The mathematical terminology that you dislike has already been well established and well defined after decades of use in many formal publications. It will probably be continued to be used for hundreds of years. In no way is "Enterprise Java Beans" analogous.
I'm actually indifferent to the terminology, having used my fair share of Haskell/ML/Lisp, but I can see how you came to that assumption.
> in many formal publications
I'm aware of this, but the thing with this is not everyone in software has a computer science background, let alone an academic background. I'm a freelancer at the moment, but if I used most of this terminology in my workplace people would be giving me wtf looks.
> In no way is "Enterprise Java Beans" analogous
How so? All I said formal names in mathematic/computer science, give next to intuition into their actual meaning & when you look up their meaning, most of the results are riddled with more terminology. Same kind of goes for a lot of the Jagon in Java enterprise stuff, like beans/services/factories/etc. I wasn't saying their exactly the same, but more I had a similar experience when trying to familiarise myself with that stuff.
The danger of "intuitive" names and analogies is that they often don't capture the generality of the abstraction and can limit ones thinking. The mathematical terms are useful and communicate precisely and unambiguously (e.g. if someone says X is a Functor then I assume the Functor laws are satisfied). Ignoring established terminology creates insular communities and creates confusion (e.g. a C++ Functor versus a mathematical Functor, C void versus type theory void). I agree that better books and learning resources are needed, but changing names is anti-intellectualism, IMHO.
> I agree that better books and learning resources are needed, but changing names is anti-intellectualism, IMHO
To clarify I'm not suggesting changing existing names in mathematics or existing APIs, I'm just suggesting in documentation / blog posts / educational stuff we should avoid using the more intimidating terminology if a simpler term convoys the message better, especially if the terminology gets in the way of educational material doing it's intended purpose.
Maybe this wouldn't be a problem if mathematic education content was more accessible, I don't know but at the moment I really don't think it is. Like it would nice to have a nice accessible book like "Category Theory in Python/JS" or something to refer people to... But I agree, changing names is anti-intellectualism
> The danger of "intuitive" names and analogies is that they often don't capture the generality of the abstraction and can limit ones thinking
I get that, & I feel in mathematics that is important, but in writing an API having slightly dishonest names is okay. Like a name like `flatMappable` vs' `Monad` even though not all Monad's work like a flatMap, but I get what you're saying new users might think monads are just a collections API thing, but maybe if they saw it on an Optional/Error/Promise/Async/etc this wouldn't be a problem, I don't know. Maybe it's a matter of establishing a culture where the use of these names like flatMap are first demonstrated with none collection types, again I don't know. I'm really just throwing ideas out there, but I feel it's something to consider.

● **Data records**:

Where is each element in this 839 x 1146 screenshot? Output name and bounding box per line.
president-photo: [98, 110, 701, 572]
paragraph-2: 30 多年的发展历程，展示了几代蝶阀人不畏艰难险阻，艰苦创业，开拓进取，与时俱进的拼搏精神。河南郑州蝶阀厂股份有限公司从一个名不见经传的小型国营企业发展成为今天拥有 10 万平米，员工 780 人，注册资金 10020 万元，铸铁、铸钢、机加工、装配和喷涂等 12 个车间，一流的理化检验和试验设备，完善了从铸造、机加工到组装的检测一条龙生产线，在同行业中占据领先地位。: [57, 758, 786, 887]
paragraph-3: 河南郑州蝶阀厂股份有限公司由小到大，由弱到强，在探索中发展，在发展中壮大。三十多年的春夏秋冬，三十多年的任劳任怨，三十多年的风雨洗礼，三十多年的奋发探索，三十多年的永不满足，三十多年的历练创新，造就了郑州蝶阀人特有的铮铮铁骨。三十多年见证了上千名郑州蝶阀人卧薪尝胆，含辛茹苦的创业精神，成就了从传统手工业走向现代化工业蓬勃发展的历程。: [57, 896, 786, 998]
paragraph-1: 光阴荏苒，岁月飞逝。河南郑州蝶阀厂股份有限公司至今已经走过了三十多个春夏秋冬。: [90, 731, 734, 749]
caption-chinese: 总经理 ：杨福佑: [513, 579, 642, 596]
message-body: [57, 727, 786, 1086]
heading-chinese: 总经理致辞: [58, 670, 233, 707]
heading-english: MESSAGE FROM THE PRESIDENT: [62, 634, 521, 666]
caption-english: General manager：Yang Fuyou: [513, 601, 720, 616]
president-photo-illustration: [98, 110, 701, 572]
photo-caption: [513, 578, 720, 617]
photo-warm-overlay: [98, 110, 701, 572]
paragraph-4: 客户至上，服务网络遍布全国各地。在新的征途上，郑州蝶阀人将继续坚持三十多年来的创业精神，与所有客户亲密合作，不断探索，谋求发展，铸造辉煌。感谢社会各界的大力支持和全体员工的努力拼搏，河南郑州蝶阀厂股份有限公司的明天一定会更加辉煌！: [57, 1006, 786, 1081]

● **Required tasks**:
A. Answer these questions about the discussion of programming terminology:
(i) Which three languages does the writer who is indifferent to the terminology say they have used?
(ii) What three examples of jargon from Java enterprise work are given?
(iii) What title is offered as an example of an accessible book it would be nice to have?
B. In the discussion of programming terminology, list every type the final comment names as places where new users might see a Monad used, apart from collections.
C. Rewrite the paragraph of the discussion of programming terminology that begins "The danger of "intuitive" names" as a short bulleted list, keeping its main points.
Nothing in the records is needed for what follows.

● **Completed exercise**:
A.
(i) Haskell, ML and Lisp.
(ii) Beans, services and factories.
(iii) "Category Theory in Python/JS".

B.
- Optional
- Error
- Promise
- Async

C.
- "Intuitive" names and analogies often fail to capture the generality of an abstraction and can limit thinking.
- Mathematical terms communicate precisely and unambiguously. For example, calling X a Functor implies that the Functor laws hold.
- Ignoring established terminology creates insular communities and confusion, as with a C++ Functor versus a mathematical Functor, or C void versus type theory void.
- Better books and learning resources are needed, but changing names is anti-intellectualism.